RECORDS FOR THIS EXERCISE —
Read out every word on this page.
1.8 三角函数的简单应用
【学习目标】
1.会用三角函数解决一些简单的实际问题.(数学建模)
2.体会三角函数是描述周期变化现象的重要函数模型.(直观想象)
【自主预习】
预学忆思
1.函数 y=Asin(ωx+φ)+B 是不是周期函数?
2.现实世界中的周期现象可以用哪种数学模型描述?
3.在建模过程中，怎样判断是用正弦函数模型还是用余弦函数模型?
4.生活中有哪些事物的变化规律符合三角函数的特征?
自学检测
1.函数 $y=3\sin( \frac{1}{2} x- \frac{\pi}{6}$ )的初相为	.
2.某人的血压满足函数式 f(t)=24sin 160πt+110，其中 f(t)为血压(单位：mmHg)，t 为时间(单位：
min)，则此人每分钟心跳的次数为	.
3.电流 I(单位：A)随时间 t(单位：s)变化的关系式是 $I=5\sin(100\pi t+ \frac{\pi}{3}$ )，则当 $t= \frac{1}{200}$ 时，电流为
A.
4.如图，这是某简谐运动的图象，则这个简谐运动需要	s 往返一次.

WORK TO BE COMPLETED — From the data above, show each line that contains "frac".

RESPONSE —
1.函数 $y=3\sin( \frac{1}{2} x- \frac{\pi}{6}$ )的初相为	.
3.电流 I(单位：A)随时间 t(单位：s)变化的关系式是 $I=5\sin(100\pi t+ \frac{\pi}{3}$ )，则当 $t= \frac{1}{200}$ 时，电流为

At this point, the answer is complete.